**What the exercise asks:** Look through the data below and count each line where the word "this" appears. Reply with the count alone.

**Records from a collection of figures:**
Start

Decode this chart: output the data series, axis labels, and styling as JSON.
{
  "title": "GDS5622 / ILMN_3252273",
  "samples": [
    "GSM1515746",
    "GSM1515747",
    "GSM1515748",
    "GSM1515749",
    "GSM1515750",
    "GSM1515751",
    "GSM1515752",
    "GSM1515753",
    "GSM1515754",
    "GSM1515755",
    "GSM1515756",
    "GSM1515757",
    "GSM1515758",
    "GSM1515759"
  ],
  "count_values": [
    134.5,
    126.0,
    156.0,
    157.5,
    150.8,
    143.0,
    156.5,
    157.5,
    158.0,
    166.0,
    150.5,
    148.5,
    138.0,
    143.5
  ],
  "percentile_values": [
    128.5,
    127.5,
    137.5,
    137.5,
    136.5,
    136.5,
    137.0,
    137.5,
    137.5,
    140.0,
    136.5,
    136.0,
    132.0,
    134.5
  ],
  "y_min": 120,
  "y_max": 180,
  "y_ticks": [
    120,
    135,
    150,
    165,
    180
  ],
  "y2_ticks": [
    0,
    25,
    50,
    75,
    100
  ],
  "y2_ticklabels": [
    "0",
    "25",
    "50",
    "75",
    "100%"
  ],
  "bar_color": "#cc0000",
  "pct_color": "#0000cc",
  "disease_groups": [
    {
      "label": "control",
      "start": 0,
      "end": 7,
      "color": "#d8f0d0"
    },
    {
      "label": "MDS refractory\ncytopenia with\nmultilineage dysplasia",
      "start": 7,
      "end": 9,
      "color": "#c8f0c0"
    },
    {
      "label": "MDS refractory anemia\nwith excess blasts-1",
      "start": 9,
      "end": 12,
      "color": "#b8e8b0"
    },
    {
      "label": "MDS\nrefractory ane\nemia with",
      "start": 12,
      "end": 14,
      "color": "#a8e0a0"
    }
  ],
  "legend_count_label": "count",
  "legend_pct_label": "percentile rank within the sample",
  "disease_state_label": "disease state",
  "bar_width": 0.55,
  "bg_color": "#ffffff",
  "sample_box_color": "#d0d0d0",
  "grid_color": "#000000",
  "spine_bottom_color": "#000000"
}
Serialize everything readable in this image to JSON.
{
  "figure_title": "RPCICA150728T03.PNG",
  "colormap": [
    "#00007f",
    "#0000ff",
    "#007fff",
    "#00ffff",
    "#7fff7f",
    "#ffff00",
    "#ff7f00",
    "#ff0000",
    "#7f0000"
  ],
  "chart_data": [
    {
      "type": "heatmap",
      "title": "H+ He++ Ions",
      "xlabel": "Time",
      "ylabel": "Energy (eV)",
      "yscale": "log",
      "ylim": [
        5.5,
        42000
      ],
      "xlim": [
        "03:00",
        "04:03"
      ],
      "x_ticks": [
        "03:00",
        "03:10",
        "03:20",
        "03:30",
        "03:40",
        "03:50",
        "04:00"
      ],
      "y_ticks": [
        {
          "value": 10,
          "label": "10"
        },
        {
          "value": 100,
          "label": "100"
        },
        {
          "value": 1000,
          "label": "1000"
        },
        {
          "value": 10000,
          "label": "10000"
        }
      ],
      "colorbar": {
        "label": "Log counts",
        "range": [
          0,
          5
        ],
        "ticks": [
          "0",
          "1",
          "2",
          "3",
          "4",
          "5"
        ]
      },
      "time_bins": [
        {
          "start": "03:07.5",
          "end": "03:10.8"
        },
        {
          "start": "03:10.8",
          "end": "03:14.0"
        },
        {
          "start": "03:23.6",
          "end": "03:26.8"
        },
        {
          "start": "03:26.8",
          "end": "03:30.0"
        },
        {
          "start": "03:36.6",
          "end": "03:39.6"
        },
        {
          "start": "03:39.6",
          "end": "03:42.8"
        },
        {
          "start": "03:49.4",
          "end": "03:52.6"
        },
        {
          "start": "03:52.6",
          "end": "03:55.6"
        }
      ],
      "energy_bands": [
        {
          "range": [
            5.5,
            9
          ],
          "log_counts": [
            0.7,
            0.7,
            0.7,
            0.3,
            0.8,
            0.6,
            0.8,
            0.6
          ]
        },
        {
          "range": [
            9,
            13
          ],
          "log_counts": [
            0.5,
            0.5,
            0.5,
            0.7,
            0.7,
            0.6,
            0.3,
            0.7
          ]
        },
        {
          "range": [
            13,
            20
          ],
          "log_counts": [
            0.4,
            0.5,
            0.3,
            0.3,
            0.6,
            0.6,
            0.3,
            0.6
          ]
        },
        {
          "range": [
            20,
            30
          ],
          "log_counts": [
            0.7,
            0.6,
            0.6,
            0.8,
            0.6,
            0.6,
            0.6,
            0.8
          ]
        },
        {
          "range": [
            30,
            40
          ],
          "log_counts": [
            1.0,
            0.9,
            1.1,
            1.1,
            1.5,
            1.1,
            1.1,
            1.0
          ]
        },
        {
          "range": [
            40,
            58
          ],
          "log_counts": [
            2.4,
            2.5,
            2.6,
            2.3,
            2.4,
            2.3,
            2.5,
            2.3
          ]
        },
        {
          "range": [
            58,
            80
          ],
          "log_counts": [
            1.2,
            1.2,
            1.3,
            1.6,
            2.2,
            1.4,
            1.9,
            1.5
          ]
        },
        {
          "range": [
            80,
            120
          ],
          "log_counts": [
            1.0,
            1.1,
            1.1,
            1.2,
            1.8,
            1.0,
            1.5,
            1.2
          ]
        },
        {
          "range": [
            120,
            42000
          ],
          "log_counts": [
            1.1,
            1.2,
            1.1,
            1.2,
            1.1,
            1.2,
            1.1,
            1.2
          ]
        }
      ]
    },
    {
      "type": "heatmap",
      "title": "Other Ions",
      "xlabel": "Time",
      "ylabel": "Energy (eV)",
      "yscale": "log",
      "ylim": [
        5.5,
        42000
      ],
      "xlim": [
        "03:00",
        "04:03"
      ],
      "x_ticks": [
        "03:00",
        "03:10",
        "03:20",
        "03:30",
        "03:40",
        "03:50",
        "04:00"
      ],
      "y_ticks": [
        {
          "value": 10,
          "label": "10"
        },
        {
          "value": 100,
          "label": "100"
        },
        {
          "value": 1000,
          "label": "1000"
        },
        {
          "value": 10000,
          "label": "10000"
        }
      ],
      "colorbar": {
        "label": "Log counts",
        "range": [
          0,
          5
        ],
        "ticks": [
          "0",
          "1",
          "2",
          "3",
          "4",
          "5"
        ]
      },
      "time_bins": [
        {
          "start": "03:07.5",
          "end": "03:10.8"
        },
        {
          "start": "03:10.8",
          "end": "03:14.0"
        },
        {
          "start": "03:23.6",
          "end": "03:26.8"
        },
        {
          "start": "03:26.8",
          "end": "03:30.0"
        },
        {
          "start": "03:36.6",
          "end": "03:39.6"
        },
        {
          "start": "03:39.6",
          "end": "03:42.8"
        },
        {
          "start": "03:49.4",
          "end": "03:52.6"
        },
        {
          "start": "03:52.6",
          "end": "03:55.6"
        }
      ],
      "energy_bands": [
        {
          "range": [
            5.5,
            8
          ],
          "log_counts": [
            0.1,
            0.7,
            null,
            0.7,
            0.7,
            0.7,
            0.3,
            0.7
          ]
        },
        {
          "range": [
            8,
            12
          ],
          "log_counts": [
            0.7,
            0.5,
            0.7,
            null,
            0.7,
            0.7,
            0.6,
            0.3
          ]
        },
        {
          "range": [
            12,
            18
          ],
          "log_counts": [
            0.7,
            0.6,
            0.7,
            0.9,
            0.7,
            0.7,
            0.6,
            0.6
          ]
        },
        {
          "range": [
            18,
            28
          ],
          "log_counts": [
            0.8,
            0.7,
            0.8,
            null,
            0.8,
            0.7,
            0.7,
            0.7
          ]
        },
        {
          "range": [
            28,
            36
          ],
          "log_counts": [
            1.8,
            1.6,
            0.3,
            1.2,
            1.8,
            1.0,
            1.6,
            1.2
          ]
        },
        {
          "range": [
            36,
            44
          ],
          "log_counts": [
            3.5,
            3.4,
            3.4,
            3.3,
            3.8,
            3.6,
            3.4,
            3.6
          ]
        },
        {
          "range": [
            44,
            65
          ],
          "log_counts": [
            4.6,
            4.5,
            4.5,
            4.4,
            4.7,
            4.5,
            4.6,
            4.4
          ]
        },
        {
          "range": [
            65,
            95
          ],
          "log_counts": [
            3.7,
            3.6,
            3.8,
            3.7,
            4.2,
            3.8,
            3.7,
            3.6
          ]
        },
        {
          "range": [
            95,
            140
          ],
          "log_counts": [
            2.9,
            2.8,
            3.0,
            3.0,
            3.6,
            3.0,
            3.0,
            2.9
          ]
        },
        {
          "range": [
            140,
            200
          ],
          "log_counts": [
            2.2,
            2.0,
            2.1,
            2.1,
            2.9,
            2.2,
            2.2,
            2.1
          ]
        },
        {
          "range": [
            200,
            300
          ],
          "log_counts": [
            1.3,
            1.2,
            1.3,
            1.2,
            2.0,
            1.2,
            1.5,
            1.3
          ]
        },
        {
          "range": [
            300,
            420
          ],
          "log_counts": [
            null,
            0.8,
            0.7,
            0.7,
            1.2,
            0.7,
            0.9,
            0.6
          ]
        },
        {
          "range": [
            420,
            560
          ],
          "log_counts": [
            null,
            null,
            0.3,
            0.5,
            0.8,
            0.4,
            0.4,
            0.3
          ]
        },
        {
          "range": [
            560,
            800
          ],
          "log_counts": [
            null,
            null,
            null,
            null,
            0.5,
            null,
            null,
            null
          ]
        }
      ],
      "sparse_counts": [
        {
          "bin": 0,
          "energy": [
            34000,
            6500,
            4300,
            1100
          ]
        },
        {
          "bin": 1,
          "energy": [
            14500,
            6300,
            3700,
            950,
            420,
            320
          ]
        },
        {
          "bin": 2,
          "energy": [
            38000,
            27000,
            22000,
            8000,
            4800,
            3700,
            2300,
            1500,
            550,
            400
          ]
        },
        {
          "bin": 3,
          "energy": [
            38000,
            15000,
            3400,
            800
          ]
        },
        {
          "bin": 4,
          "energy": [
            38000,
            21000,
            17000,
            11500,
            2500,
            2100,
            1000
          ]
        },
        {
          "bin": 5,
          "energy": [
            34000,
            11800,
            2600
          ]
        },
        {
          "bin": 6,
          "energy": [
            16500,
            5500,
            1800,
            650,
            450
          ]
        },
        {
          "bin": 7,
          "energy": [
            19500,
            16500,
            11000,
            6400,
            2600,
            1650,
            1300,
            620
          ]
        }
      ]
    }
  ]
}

End

**Written response:** 2